• _Requirements_: Quote the records below in full, exactly as given, with the images taken out.

** START Given entries **

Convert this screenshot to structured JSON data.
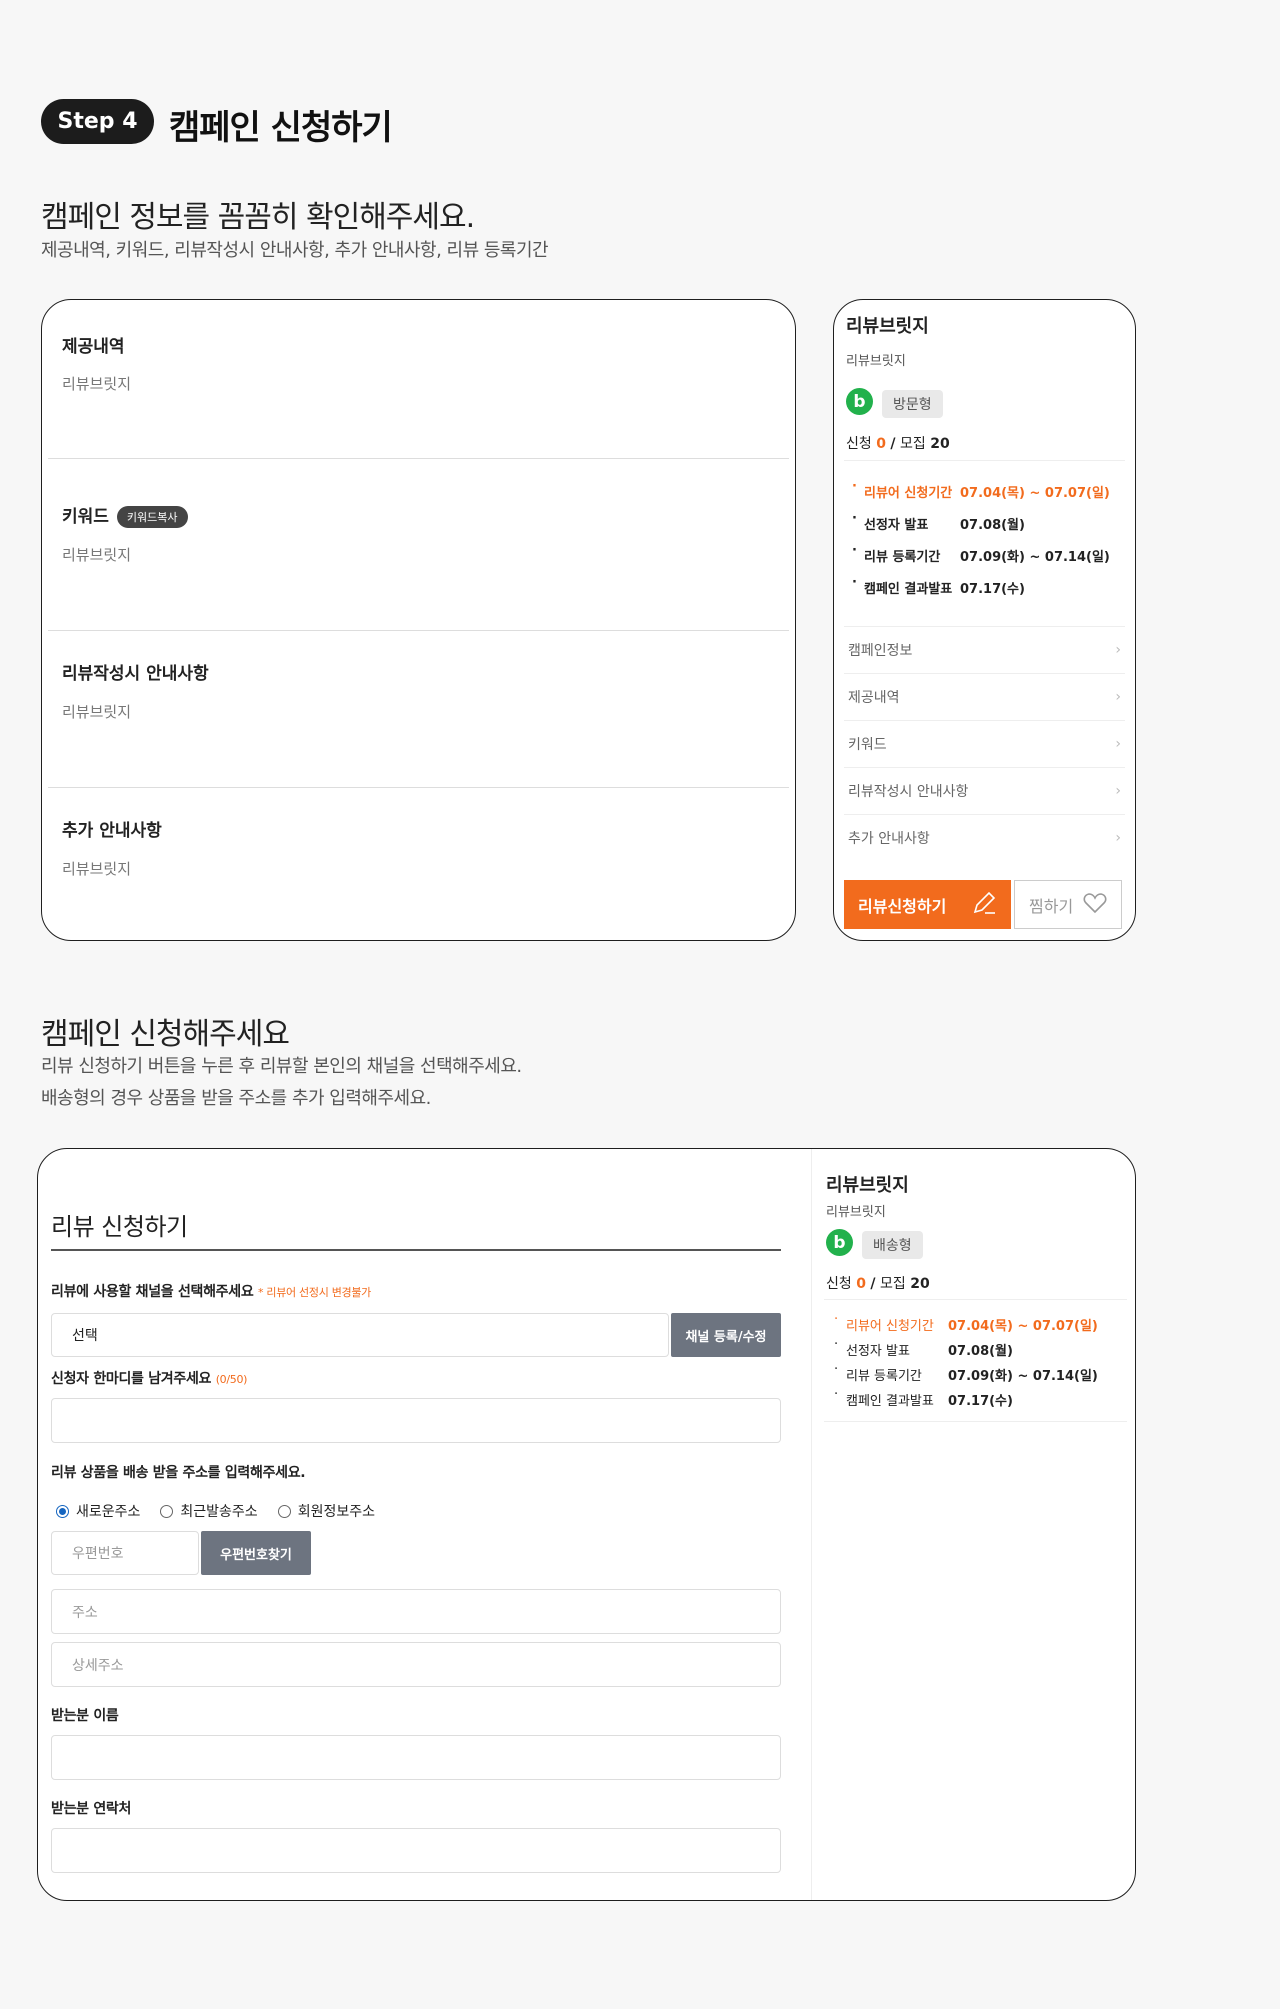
{
  "step": {
    "badge": "Step 4",
    "title": "캠페인 신청하기"
  },
  "section1": {
    "heading": "캠페인 정보를 꼼꼼히 확인해주세요.",
    "desc": "제공내역, 키워드, 리뷰작성시 안내사항, 추가 안내사항, 리뷰 등록기간",
    "blocks": [
      {
        "title": "제공내역",
        "body": "리뷰브릿지"
      },
      {
        "title": "키워드",
        "badge": "키워드복사",
        "body": "리뷰브릿지"
      },
      {
        "title": "리뷰작성시 안내사항",
        "body": "리뷰브릿지"
      },
      {
        "title": "추가 안내사항",
        "body": "리뷰브릿지"
      }
    ]
  },
  "side1": {
    "title": "리뷰브릿지",
    "subtitle": "리뷰브릿지",
    "b_icon": "b",
    "type": "방문형",
    "counts": {
      "apply_label": "신청",
      "apply": "0",
      "sep": "/",
      "recruit_label": "모집",
      "recruit": "20"
    },
    "schedule": [
      {
        "label": "리뷰어 신청기간",
        "value": "07.04(목) ~ 07.07(일)",
        "highlight": true
      },
      {
        "label": "선정자 발표",
        "value": "07.08(월)",
        "highlight": false
      },
      {
        "label": "리뷰 등록기간",
        "value": "07.09(화) ~ 07.14(일)",
        "highlight": false
      },
      {
        "label": "캠페인 결과발표",
        "value": "07.17(수)",
        "highlight": false
      }
    ],
    "menu": [
      "캠페인정보",
      "제공내역",
      "키워드",
      "리뷰작성시 안내사항",
      "추가 안내사항"
    ],
    "apply_btn": "리뷰신청하기",
    "like_btn": "찜하기",
    "colors": {
      "accent": "#f26b1d",
      "green": "#22b14c"
    }
  },
  "section2": {
    "heading": "캠페인 신청해주세요",
    "desc1": "리뷰 신청하기 버튼을 누른 후 리뷰할 본인의 채널을 선택해주세요.",
    "desc2": "배송형의 경우 상품을 받을 주소를 추가 입력해주세요."
  },
  "form": {
    "title": "리뷰 신청하기",
    "channel_label": "리뷰에 사용할 채널을 선택해주세요",
    "channel_note": "* 리뷰어 선정시 변경불가",
    "channel_select": "선택",
    "channel_btn": "채널 등록/수정",
    "comment_label": "신청자 한마디를 남겨주세요",
    "comment_count": "(0/50)",
    "address_label": "리뷰 상품을 배송 받을 주소를 입력해주세요.",
    "radios": [
      {
        "label": "새로운주소",
        "checked": true
      },
      {
        "label": "최근발송주소",
        "checked": false
      },
      {
        "label": "회원정보주소",
        "checked": false
      }
    ],
    "zip_placeholder": "우편번호",
    "zip_btn": "우편번호찾기",
    "addr_placeholder": "주소",
    "addr_detail_placeholder": "상세주소",
    "name_label": "받는분 이름",
    "phone_label": "받는분 연락처"
  },
  "side2": {
    "title": "리뷰브릿지",
    "subtitle": "리뷰브릿지",
    "b_icon": "b",
    "type": "배송형",
    "counts": {
      "apply_label": "신청",
      "apply": "0",
      "sep": "/",
      "recruit_label": "모집",
      "recruit": "20"
    },
    "schedule": [
      {
        "label": "리뷰어 신청기간",
        "value": "07.04(목) ~ 07.07(일)",
        "highlight": true
      },
      {
        "label": "선정자 발표",
        "value": "07.08(월)",
        "highlight": false
      },
      {
        "label": "리뷰 등록기간",
        "value": "07.09(화) ~ 07.14(일)",
        "highlight": false
      },
      {
        "label": "캠페인 결과발표",
        "value": "07.17(수)",
        "highlight": false
      }
    ]
  }
}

** END Given entries **

• _Written reply_:
Convert this screenshot to structured JSON data.
{
  "step": {
    "badge": "Step 4",
    "title": "캠페인 신청하기"
  },
  "section1": {
    "heading": "캠페인 정보를 꼼꼼히 확인해주세요.",
    "desc": "제공내역, 키워드, 리뷰작성시 안내사항, 추가 안내사항, 리뷰 등록기간",
    "blocks": [
      {
        "title": "제공내역",
        "body": "리뷰브릿지"
      },
      {
        "title": "키워드",
        "badge": "키워드복사",
        "body": "리뷰브릿지"
      },
      {
        "title": "리뷰작성시 안내사항",
        "body": "리뷰브릿지"
      },
      {
        "title": "추가 안내사항",
        "body": "리뷰브릿지"
      }
    ]
  },
  "side1": {
    "title": "리뷰브릿지",
    "subtitle": "리뷰브릿지",
    "b_icon": "b",
    "type": "방문형",
    "counts": {
      "apply_label": "신청",
      "apply": "0",
      "sep": "/",
      "recruit_label": "모집",
      "recruit": "20"
    },
    "schedule": [
      {
        "label": "리뷰어 신청기간",
        "value": "07.04(목) ~ 07.07(일)",
        "highlight": true
      },
      {
        "label": "선정자 발표",
        "value": "07.08(월)",
        "highlight": false
      },
      {
        "label": "리뷰 등록기간",
        "value": "07.09(화) ~ 07.14(일)",
        "highlight": false
      },
      {
        "label": "캠페인 결과발표",
        "value": "07.17(수)",
        "highlight": false
      }
    ],
    "menu": [
      "캠페인정보",
      "제공내역",
      "키워드",
      "리뷰작성시 안내사항",
      "추가 안내사항"
    ],
    "apply_btn": "리뷰신청하기",
    "like_btn": "찜하기",
    "colors": {
      "accent": "#f26b1d",
      "green": "#22b14c"
    }
  },
  "section2": {
    "heading": "캠페인 신청해주세요",
    "desc1": "리뷰 신청하기 버튼을 누른 후 리뷰할 본인의 채널을 선택해주세요.",
    "desc2": "배송형의 경우 상품을 받을 주소를 추가 입력해주세요."
  },
  "form": {
    "title": "리뷰 신청하기",
    "channel_label": "리뷰에 사용할 채널을 선택해주세요",
    "channel_note": "* 리뷰어 선정시 변경불가",
    "channel_select": "선택",
    "channel_btn": "채널 등록/수정",
    "comment_label": "신청자 한마디를 남겨주세요",
    "comment_count": "(0/50)",
    "address_label": "리뷰 상품을 배송 받을 주소를 입력해주세요.",
    "radios": [
      {
        "label": "새로운주소",
        "checked": true
      },
      {
        "label": "최근발송주소",
        "checked": false
      },
      {
        "label": "회원정보주소",
        "checked": false
      }
    ],
    "zip_placeholder": "우편번호",
    "zip_btn": "우편번호찾기",
    "addr_placeholder": "주소",
    "addr_detail_placeholder": "상세주소",
    "name_label": "받는분 이름",
    "phone_label": "받는분 연락처"
  },
  "side2": {
    "title": "리뷰브릿지",
    "subtitle": "리뷰브릿지",
    "b_icon": "b",
    "type": "배송형",
    "counts": {
      "apply_label": "신청",
      "apply": "0",
      "sep": "/",
      "recruit_label": "모집",
      "recruit": "20"
    },
    "schedule": [
      {
        "label": "리뷰어 신청기간",
        "value": "07.04(목) ~ 07.07(일)",
        "highlight": true
      },
      {
        "label": "선정자 발표",
        "value": "07.08(월)",
        "highlight": false
      },
      {
        "label": "리뷰 등록기간",
        "value": "07.09(화) ~ 07.14(일)",
        "highlight": false
      },
      {
        "label": "캠페인 결과발표",
        "value": "07.17(수)",
        "highlight": false
      }
    ]
  }
}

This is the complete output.